__Task data__.
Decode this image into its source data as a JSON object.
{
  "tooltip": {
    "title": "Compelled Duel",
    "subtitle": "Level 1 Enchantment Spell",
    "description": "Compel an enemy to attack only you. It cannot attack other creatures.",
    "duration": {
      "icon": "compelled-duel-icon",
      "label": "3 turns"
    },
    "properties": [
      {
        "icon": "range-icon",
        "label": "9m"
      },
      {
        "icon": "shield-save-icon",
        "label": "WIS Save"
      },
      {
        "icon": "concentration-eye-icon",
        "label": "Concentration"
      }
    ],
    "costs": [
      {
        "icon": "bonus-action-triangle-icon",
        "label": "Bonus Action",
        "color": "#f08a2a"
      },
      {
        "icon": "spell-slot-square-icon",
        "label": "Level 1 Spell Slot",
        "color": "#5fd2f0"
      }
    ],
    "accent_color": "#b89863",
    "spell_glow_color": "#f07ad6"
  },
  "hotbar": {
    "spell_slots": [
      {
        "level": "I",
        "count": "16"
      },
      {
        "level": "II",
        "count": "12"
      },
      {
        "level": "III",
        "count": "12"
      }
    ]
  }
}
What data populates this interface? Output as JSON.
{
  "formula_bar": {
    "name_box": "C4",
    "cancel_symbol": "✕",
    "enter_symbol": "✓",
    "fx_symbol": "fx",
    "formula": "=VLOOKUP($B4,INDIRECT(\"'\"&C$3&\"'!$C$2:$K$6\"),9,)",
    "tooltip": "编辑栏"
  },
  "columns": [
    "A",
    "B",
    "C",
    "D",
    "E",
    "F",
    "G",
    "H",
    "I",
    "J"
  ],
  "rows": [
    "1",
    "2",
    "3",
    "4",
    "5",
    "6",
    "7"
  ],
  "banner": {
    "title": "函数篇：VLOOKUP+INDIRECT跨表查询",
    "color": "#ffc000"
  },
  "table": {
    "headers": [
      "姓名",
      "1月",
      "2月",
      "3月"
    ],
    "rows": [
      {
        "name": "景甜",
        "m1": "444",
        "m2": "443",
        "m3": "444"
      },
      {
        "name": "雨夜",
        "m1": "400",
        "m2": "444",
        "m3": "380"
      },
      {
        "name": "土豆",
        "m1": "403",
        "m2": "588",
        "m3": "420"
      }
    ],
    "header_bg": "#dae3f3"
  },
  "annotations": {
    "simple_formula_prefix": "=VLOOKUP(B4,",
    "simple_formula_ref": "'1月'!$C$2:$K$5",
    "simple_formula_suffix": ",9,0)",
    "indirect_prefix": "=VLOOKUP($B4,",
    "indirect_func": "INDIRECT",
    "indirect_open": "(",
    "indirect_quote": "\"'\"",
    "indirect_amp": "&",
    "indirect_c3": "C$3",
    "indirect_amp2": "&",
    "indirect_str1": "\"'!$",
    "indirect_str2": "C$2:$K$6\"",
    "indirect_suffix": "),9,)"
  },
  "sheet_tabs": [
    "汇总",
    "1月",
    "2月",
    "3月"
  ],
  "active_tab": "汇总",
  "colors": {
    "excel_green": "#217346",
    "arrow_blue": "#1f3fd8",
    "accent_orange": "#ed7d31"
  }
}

__Goal__. Transcribe every entry word for word.

__Answer to the problem__.
Decode this image into its source data as a JSON object.
{
  "tooltip": {
    "title": "Compelled Duel",
    "subtitle": "Level 1 Enchantment Spell",
    "description": "Compel an enemy to attack only you. It cannot attack other creatures.",
    "duration": {
      "icon": "compelled-duel-icon",
      "label": "3 turns"
    },
    "properties": [
      {
        "icon": "range-icon",
        "label": "9m"
      },
      {
        "icon": "shield-save-icon",
        "label": "WIS Save"
      },
      {
        "icon": "concentration-eye-icon",
        "label": "Concentration"
      }
    ],
    "costs": [
      {
        "icon": "bonus-action-triangle-icon",
        "label": "Bonus Action",
        "color": "#f08a2a"
      },
      {
        "icon": "spell-slot-square-icon",
        "label": "Level 1 Spell Slot",
        "color": "#5fd2f0"
      }
    ],
    "accent_color": "#b89863",
    "spell_glow_color": "#f07ad6"
  },
  "hotbar": {
    "spell_slots": [
      {
        "level": "I",
        "count": "16"
      },
      {
        "level": "II",
        "count": "12"
      },
      {
        "level": "III",
        "count": "12"
      }
    ]
  }
}
What data populates this interface? Output as JSON.
{
  "formula_bar": {
    "name_box": "C4",
    "cancel_symbol": "✕",
    "enter_symbol": "✓",
    "fx_symbol": "fx",
    "formula": "=VLOOKUP($B4,INDIRECT(\"'\"&C$3&\"'!$C$2:$K$6\"),9,)",
    "tooltip": "编辑栏"
  },
  "columns": [
    "A",
    "B",
    "C",
    "D",
    "E",
    "F",
    "G",
    "H",
    "I",
    "J"
  ],
  "rows": [
    "1",
    "2",
    "3",
    "4",
    "5",
    "6",
    "7"
  ],
  "banner": {
    "title": "函数篇：VLOOKUP+INDIRECT跨表查询",
    "color": "#ffc000"
  },
  "table": {
    "headers": [
      "姓名",
      "1月",
      "2月",
      "3月"
    ],
    "rows": [
      {
        "name": "景甜",
        "m1": "444",
        "m2": "443",
        "m3": "444"
      },
      {
        "name": "雨夜",
        "m1": "400",
        "m2": "444",
        "m3": "380"
      },
      {
        "name": "土豆",
        "m1": "403",
        "m2": "588",
        "m3": "420"
      }
    ],
    "header_bg": "#dae3f3"
  },
  "annotations": {
    "simple_formula_prefix": "=VLOOKUP(B4,",
    "simple_formula_ref": "'1月'!$C$2:$K$5",
    "simple_formula_suffix": ",9,0)",
    "indirect_prefix": "=VLOOKUP($B4,",
    "indirect_func": "INDIRECT",
    "indirect_open": "(",
    "indirect_quote": "\"'\"",
    "indirect_amp": "&",
    "indirect_c3": "C$3",
    "indirect_amp2": "&",
    "indirect_str1": "\"'!$",
    "indirect_str2": "C$2:$K$6\"",
    "indirect_suffix": "),9,)"
  },
  "sheet_tabs": [
    "汇总",
    "1月",
    "2月",
    "3月"
  ],
  "active_tab": "汇总",
  "colors": {
    "excel_green": "#217346",
    "arrow_blue": "#1f3fd8",
    "accent_orange": "#ed7d31"
  }
}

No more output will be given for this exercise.